= AIM =
Check each line of the material below, and copy it if it holds the string "type".

= GIVEN RECORDS =
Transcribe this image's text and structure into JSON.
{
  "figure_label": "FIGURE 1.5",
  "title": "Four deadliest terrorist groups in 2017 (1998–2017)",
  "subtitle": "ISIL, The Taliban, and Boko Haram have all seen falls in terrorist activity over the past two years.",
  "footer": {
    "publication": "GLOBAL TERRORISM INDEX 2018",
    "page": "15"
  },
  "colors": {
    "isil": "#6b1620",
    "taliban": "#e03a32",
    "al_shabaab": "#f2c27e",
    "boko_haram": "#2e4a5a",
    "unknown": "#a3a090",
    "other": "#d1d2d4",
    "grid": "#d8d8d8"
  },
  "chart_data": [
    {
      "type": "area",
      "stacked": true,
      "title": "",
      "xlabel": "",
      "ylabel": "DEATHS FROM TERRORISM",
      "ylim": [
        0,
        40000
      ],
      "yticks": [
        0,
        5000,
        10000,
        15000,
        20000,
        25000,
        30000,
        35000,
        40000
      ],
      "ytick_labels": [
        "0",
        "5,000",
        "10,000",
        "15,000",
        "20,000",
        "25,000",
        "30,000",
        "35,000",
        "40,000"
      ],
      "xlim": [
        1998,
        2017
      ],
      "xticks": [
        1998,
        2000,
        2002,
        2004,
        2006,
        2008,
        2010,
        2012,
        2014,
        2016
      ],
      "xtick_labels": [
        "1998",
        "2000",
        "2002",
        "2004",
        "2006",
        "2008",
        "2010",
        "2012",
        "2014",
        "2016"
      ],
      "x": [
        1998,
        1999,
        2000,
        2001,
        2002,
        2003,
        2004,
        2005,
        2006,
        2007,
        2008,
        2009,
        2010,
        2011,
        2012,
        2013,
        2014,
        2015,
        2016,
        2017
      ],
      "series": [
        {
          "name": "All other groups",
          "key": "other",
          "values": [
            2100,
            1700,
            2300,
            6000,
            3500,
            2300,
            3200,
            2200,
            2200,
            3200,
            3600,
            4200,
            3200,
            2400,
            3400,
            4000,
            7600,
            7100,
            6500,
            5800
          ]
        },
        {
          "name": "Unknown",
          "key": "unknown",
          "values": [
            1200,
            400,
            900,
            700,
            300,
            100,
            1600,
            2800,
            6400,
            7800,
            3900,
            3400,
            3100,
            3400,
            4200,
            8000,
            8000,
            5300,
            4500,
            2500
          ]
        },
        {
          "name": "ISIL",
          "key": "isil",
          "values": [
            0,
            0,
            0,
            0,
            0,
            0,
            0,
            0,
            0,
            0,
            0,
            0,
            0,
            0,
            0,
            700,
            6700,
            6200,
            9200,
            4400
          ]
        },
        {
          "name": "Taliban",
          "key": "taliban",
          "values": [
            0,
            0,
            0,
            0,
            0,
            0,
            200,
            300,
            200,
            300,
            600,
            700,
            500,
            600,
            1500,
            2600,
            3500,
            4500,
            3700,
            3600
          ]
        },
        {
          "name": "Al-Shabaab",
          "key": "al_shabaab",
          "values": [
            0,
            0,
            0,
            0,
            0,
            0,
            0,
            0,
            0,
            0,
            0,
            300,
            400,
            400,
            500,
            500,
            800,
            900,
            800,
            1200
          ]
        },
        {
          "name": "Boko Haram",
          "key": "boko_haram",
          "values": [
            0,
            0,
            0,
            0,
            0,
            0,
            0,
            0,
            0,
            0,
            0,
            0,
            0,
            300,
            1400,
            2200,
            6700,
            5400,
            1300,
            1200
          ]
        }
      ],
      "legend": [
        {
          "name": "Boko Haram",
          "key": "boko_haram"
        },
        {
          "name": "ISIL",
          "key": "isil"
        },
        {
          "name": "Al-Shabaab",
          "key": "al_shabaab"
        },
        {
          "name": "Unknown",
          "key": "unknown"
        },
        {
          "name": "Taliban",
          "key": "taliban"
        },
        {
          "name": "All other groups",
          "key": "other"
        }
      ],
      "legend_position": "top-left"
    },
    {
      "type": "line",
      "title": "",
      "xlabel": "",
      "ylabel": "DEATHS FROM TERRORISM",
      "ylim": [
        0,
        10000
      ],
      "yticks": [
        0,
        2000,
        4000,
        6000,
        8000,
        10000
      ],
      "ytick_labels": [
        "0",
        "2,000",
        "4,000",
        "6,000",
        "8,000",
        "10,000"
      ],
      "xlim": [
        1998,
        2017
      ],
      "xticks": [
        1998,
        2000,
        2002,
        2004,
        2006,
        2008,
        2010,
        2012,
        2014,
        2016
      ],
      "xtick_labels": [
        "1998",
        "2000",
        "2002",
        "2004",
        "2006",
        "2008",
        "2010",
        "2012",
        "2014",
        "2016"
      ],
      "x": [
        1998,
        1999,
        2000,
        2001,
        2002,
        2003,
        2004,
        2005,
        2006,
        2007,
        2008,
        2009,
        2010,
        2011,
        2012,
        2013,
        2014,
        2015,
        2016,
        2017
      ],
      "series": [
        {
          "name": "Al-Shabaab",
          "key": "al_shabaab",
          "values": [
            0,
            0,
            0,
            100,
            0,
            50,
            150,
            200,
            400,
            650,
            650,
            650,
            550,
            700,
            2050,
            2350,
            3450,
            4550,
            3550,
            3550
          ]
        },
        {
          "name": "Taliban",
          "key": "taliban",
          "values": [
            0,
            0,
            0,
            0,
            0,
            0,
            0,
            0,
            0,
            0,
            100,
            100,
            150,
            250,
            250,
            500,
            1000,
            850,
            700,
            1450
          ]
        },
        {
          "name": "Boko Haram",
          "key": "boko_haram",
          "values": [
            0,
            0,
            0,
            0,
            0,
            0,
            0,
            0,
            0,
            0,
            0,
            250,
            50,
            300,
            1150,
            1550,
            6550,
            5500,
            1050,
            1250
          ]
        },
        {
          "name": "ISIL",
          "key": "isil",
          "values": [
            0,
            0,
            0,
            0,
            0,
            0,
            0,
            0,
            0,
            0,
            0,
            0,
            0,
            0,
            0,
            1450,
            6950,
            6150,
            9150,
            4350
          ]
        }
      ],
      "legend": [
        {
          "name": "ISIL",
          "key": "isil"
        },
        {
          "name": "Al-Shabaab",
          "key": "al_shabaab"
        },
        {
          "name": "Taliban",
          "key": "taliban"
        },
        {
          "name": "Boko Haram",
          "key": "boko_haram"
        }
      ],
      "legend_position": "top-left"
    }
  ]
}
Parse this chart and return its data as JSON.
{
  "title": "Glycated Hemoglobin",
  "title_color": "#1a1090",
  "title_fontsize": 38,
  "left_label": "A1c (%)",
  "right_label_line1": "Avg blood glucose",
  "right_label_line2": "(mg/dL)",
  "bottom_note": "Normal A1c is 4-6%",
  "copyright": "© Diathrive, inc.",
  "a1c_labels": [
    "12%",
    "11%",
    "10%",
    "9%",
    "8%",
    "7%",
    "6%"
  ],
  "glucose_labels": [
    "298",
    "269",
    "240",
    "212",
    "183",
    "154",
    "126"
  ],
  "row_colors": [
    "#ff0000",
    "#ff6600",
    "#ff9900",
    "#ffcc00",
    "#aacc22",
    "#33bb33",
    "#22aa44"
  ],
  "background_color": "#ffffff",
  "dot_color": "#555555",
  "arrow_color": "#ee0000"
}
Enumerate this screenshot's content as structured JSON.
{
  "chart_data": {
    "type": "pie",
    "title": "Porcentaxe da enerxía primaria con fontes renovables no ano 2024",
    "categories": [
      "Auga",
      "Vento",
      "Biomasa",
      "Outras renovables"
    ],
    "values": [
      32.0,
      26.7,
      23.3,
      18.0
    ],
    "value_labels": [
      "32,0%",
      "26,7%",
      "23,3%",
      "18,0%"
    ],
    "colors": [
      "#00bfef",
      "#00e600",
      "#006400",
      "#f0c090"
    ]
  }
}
==
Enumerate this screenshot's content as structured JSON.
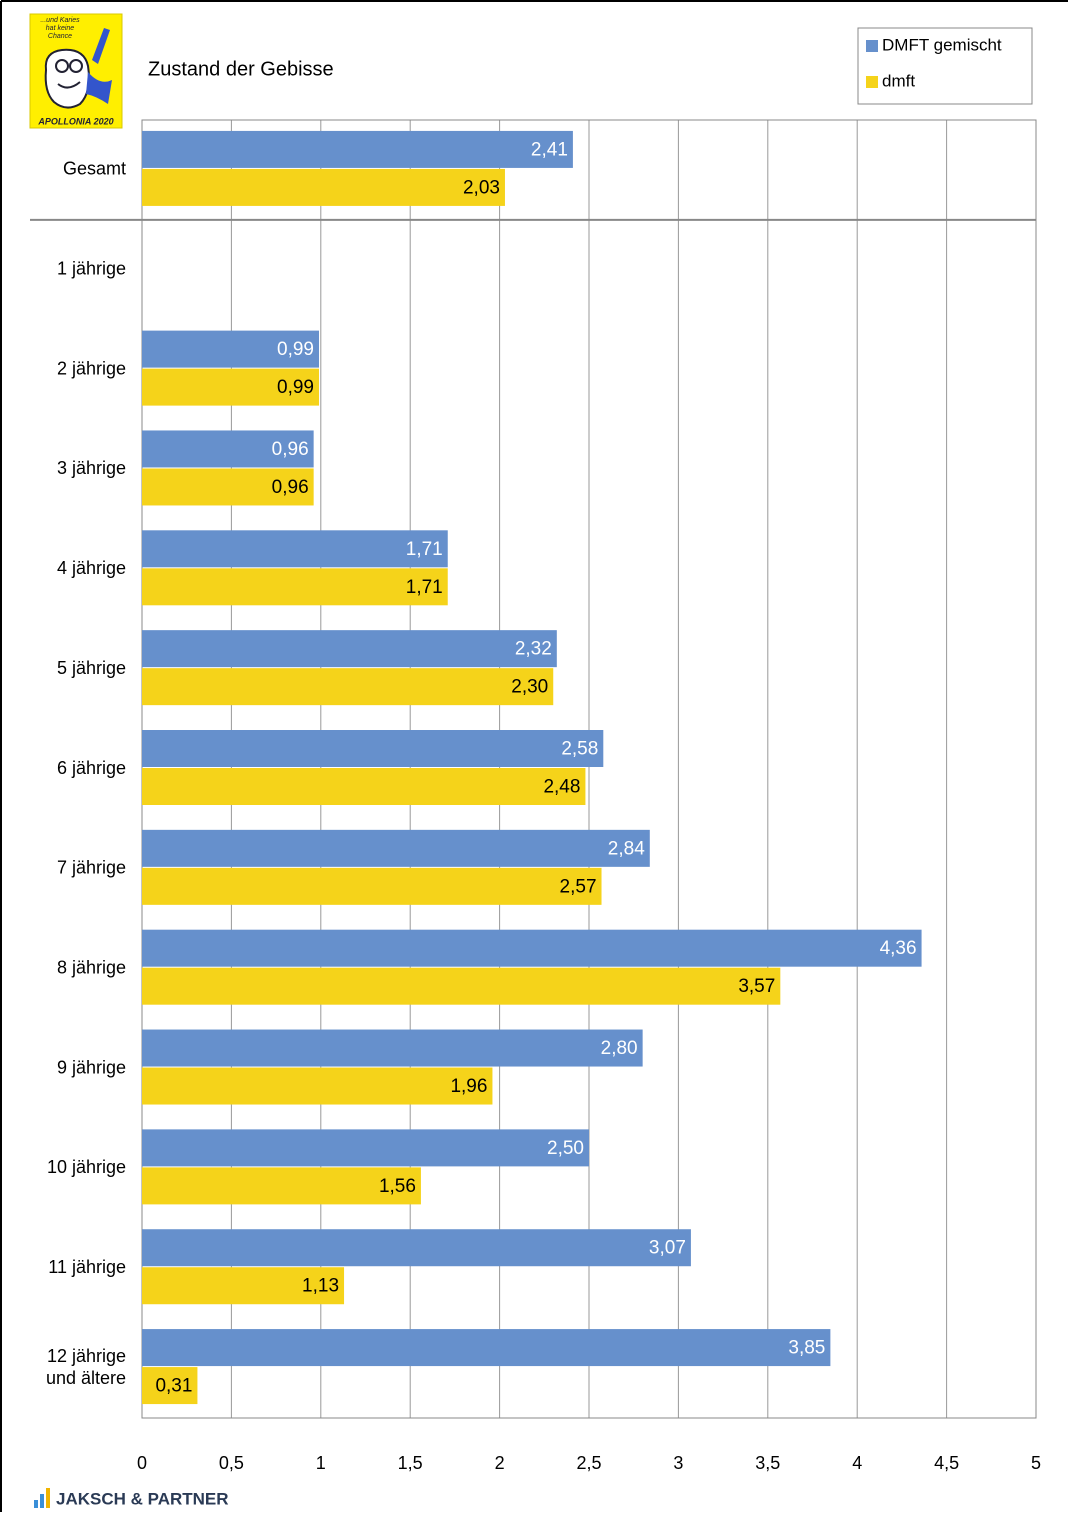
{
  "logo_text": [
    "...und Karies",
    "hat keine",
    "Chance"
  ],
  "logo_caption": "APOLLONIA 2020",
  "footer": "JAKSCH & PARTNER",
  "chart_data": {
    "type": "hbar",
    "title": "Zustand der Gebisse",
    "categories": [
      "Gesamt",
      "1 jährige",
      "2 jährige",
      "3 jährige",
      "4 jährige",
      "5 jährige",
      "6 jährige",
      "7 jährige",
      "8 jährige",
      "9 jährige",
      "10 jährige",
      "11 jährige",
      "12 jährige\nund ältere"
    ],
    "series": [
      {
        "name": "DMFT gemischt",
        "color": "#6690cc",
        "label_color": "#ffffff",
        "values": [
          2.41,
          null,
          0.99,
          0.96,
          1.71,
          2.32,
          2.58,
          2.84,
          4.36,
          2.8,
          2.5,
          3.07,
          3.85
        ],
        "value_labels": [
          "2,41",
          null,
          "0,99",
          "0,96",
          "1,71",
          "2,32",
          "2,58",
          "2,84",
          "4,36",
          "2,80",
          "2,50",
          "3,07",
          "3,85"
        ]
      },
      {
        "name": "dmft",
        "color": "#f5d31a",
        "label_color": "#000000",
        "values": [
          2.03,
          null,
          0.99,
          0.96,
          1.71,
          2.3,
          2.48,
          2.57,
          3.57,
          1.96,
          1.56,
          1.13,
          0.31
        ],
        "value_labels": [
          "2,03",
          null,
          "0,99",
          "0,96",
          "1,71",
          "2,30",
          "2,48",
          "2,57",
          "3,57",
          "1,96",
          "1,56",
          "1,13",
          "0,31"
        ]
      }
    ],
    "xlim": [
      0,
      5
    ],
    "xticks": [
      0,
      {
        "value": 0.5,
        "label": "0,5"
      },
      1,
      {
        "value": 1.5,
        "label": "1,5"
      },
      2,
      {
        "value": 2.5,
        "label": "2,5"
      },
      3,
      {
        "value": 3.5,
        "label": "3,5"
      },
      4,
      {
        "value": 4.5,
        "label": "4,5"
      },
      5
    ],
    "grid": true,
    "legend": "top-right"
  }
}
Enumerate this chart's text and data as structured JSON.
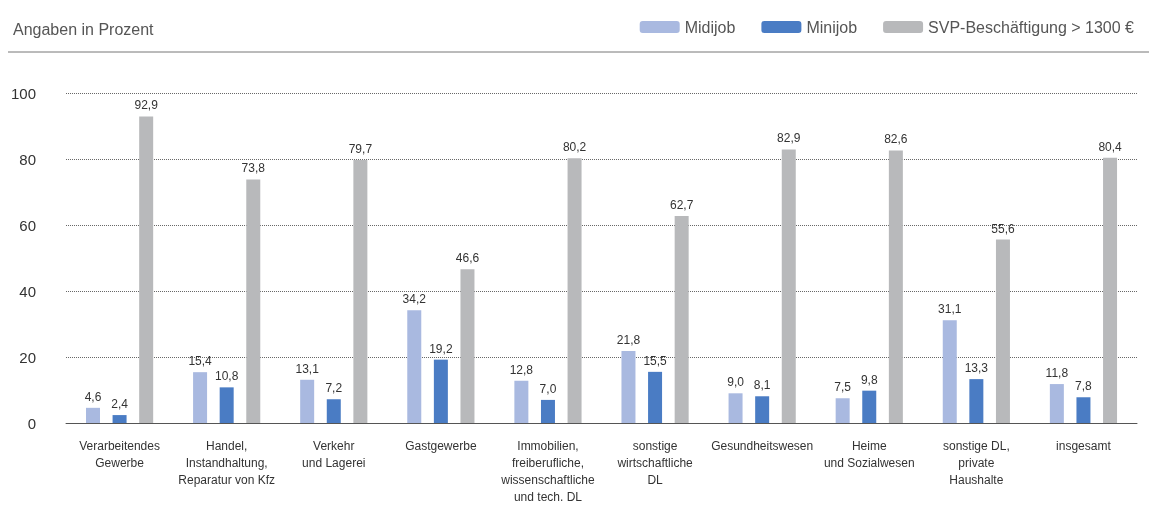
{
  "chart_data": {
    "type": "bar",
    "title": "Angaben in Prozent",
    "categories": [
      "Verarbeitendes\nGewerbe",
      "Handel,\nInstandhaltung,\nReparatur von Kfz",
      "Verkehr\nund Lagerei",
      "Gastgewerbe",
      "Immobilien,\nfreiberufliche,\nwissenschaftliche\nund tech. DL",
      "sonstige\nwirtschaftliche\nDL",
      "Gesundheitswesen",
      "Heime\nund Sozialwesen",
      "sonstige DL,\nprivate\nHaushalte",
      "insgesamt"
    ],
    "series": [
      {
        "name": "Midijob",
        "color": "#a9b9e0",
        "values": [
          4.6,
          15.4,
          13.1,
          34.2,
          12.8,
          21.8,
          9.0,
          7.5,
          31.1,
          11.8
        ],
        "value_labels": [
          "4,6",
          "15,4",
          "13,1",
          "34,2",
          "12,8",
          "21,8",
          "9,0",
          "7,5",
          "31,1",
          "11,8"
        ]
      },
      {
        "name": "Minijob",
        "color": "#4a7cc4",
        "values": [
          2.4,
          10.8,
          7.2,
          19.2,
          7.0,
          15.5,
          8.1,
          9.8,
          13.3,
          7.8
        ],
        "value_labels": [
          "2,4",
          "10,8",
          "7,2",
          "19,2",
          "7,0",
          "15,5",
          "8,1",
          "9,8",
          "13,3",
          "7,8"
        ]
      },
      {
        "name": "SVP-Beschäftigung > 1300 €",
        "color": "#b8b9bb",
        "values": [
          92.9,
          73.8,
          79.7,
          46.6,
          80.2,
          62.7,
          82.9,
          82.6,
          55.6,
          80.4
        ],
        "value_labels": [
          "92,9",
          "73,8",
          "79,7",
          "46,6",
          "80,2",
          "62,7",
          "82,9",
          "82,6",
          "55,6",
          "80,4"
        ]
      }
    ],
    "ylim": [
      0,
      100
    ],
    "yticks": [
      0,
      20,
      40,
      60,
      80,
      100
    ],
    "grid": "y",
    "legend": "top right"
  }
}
...
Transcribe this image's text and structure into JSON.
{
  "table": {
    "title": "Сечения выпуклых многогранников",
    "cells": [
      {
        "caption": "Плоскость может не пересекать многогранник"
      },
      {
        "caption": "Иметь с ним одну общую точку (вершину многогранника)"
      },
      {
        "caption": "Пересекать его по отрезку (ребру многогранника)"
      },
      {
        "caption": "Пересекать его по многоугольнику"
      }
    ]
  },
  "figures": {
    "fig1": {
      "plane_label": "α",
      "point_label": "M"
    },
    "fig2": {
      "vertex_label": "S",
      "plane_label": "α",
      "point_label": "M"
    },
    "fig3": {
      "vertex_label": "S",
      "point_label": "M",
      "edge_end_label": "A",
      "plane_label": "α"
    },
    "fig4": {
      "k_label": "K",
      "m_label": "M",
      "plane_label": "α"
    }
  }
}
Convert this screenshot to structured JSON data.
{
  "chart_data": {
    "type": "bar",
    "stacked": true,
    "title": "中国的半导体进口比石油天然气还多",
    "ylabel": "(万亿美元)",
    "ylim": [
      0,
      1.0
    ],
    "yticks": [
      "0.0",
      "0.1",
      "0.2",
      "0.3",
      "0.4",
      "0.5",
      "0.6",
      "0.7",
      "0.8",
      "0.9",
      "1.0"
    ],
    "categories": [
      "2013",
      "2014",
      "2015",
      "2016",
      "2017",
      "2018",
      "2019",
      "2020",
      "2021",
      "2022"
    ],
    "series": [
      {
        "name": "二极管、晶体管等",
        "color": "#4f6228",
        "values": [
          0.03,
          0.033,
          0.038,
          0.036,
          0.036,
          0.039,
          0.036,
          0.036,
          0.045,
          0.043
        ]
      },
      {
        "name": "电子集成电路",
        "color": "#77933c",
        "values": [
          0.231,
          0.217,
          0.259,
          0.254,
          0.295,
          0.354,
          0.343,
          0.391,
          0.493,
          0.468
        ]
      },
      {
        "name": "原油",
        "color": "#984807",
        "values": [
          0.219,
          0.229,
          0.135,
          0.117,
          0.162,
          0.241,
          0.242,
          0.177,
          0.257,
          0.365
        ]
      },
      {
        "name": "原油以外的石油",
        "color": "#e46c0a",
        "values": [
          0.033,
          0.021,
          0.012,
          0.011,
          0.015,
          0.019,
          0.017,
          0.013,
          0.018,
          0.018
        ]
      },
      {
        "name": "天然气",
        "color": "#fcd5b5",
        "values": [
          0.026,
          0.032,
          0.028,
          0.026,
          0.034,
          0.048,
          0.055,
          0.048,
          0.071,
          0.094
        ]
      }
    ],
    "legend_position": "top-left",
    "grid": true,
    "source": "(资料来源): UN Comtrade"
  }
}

= THE ANSWER =
      "type": "area",
      "type": "line",
    "type": "pie",
    "type": "hbar",
    "type": "bar",
    "type": "bar",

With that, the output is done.